Data records:

— Begin —

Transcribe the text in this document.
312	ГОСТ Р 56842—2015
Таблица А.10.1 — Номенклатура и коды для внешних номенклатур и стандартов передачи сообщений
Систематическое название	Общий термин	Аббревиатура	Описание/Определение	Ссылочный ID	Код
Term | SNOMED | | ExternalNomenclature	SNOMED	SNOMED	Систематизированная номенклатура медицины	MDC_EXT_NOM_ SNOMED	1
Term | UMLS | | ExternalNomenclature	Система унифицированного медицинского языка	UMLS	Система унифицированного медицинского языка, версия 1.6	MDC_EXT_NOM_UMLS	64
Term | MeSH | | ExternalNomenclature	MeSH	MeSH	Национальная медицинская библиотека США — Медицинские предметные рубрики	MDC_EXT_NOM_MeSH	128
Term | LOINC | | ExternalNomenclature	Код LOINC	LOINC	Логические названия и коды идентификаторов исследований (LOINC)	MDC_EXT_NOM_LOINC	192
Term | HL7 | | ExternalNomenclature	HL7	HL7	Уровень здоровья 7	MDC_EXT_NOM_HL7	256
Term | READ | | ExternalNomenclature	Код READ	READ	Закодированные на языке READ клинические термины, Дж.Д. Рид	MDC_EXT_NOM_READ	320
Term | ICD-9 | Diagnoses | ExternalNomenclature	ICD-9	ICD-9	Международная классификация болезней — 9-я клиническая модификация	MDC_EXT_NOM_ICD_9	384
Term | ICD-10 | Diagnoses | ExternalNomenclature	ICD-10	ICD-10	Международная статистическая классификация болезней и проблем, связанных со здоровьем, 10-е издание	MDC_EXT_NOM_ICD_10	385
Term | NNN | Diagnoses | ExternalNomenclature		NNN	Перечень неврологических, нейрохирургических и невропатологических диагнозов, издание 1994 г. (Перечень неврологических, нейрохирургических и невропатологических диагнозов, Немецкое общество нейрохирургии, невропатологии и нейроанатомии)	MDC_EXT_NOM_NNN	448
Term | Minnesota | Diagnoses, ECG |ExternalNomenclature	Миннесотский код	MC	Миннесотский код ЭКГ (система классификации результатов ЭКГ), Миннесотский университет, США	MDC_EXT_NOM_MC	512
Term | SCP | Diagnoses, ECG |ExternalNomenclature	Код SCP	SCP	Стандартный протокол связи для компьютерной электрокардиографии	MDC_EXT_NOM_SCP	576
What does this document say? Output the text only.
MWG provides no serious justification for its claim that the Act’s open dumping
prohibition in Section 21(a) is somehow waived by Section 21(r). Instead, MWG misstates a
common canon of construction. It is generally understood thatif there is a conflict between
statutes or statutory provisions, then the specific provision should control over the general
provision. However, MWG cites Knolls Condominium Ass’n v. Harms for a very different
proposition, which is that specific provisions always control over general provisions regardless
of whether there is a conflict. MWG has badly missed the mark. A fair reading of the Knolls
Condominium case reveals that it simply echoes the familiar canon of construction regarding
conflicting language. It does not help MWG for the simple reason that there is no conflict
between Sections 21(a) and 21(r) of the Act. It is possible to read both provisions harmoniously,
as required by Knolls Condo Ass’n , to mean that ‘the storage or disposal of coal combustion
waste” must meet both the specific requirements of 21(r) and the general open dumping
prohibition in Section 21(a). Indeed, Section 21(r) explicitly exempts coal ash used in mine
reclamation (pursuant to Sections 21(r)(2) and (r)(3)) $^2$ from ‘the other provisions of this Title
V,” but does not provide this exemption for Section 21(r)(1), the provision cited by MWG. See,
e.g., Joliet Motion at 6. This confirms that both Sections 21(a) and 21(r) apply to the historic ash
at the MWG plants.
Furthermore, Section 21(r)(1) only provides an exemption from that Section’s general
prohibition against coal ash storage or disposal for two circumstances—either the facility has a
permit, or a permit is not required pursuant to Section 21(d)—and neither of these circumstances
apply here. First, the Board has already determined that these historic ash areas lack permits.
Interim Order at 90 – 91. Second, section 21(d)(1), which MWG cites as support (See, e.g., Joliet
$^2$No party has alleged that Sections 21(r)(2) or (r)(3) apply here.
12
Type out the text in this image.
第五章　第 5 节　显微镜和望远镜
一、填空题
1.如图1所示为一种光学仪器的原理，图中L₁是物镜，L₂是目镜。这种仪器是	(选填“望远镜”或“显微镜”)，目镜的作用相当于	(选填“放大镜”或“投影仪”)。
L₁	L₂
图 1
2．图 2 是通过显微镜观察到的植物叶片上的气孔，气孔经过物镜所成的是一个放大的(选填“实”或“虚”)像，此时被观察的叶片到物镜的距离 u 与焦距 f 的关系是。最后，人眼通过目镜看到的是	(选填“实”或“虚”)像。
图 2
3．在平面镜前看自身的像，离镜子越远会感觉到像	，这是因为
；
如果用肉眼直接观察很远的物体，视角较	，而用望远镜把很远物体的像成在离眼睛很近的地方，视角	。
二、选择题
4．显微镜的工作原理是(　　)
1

— End —

__Exercise goal__: Repeat the data above, word for word.

__Result for this task__:
Transcribe the text in this document.
312	ГОСТ Р 56842—2015
Таблица А.10.1 — Номенклатура и коды для внешних номенклатур и стандартов передачи сообщений
Систематическое название	Общий термин	Аббревиатура	Описание/Определение	Ссылочный ID	Код
Term | SNOMED | | ExternalNomenclature	SNOMED	SNOMED	Систематизированная номенклатура медицины	MDC_EXT_NOM_ SNOMED	1
Term | UMLS | | ExternalNomenclature	Система унифицированного медицинского языка	UMLS	Система унифицированного медицинского языка, версия 1.6	MDC_EXT_NOM_UMLS	64
Term | MeSH | | ExternalNomenclature	MeSH	MeSH	Национальная медицинская библиотека США — Медицинские предметные рубрики	MDC_EXT_NOM_MeSH	128
Term | LOINC | | ExternalNomenclature	Код LOINC	LOINC	Логические названия и коды идентификаторов исследований (LOINC)	MDC_EXT_NOM_LOINC	192
Term | HL7 | | ExternalNomenclature	HL7	HL7	Уровень здоровья 7	MDC_EXT_NOM_HL7	256
Term | READ | | ExternalNomenclature	Код READ	READ	Закодированные на языке READ клинические термины, Дж.Д. Рид	MDC_EXT_NOM_READ	320
Term | ICD-9 | Diagnoses | ExternalNomenclature	ICD-9	ICD-9	Международная классификация болезней — 9-я клиническая модификация	MDC_EXT_NOM_ICD_9	384
Term | ICD-10 | Diagnoses | ExternalNomenclature	ICD-10	ICD-10	Международная статистическая классификация болезней и проблем, связанных со здоровьем, 10-е издание	MDC_EXT_NOM_ICD_10	385
Term | NNN | Diagnoses | ExternalNomenclature		NNN	Перечень неврологических, нейрохирургических и невропатологических диагнозов, издание 1994 г. (Перечень неврологических, нейрохирургических и невропатологических диагнозов, Немецкое общество нейрохирургии, невропатологии и нейроанатомии)	MDC_EXT_NOM_NNN	448
Term | Minnesota | Diagnoses, ECG |ExternalNomenclature	Миннесотский код	MC	Миннесотский код ЭКГ (система классификации результатов ЭКГ), Миннесотский университет, США	MDC_EXT_NOM_MC	512
Term | SCP | Diagnoses, ECG |ExternalNomenclature	Код SCP	SCP	Стандартный протокол связи для компьютерной электрокардиографии	MDC_EXT_NOM_SCP	576
What does this document say? Output the text only.
MWG provides no serious justification for its claim that the Act’s open dumping
prohibition in Section 21(a) is somehow waived by Section 21(r). Instead, MWG misstates a
common canon of construction. It is generally understood thatif there is a conflict between
statutes or statutory provisions, then the specific provision should control over the general
provision. However, MWG cites Knolls Condominium Ass’n v. Harms for a very different
proposition, which is that specific provisions always control over general provisions regardless
of whether there is a conflict. MWG has badly missed the mark. A fair reading of the Knolls
Condominium case reveals that it simply echoes the familiar canon of construction regarding
conflicting language. It does not help MWG for the simple reason that there is no conflict
between Sections 21(a) and 21(r) of the Act. It is possible to read both provisions harmoniously,
as required by Knolls Condo Ass’n , to mean that ‘the storage or disposal of coal combustion
waste” must meet both the specific requirements of 21(r) and the general open dumping
prohibition in Section 21(a). Indeed, Section 21(r) explicitly exempts coal ash used in mine
reclamation (pursuant to Sections 21(r)(2) and (r)(3)) $^2$ from ‘the other provisions of this Title
V,” but does not provide this exemption for Section 21(r)(1), the provision cited by MWG. See,
e.g., Joliet Motion at 6. This confirms that both Sections 21(a) and 21(r) apply to the historic ash
at the MWG plants.
Furthermore, Section 21(r)(1) only provides an exemption from that Section’s general
prohibition against coal ash storage or disposal for two circumstances—either the facility has a
permit, or a permit is not required pursuant to Section 21(d)—and neither of these circumstances
apply here. First, the Board has already determined that these historic ash areas lack permits.
Interim Order at 90 – 91. Second, section 21(d)(1), which MWG cites as support (See, e.g., Joliet
$^2$No party has alleged that Sections 21(r)(2) or (r)(3) apply here.
12
Type out the text in this image.
第五章　第 5 节　显微镜和望远镜
一、填空题
1.如图1所示为一种光学仪器的原理，图中L₁是物镜，L₂是目镜。这种仪器是	(选填“望远镜”或“显微镜”)，目镜的作用相当于	(选填“放大镜”或“投影仪”)。
L₁	L₂
图 1
2．图 2 是通过显微镜观察到的植物叶片上的气孔，气孔经过物镜所成的是一个放大的(选填“实”或“虚”)像，此时被观察的叶片到物镜的距离 u 与焦距 f 的关系是。最后，人眼通过目镜看到的是	(选填“实”或“虚”)像。
图 2
3．在平面镜前看自身的像，离镜子越远会感觉到像	，这是因为
；
如果用肉眼直接观察很远的物体，视角较	，而用望远镜把很远物体的像成在离眼睛很近的地方，视角	。
二、选择题
4．显微镜的工作原理是(　　)
1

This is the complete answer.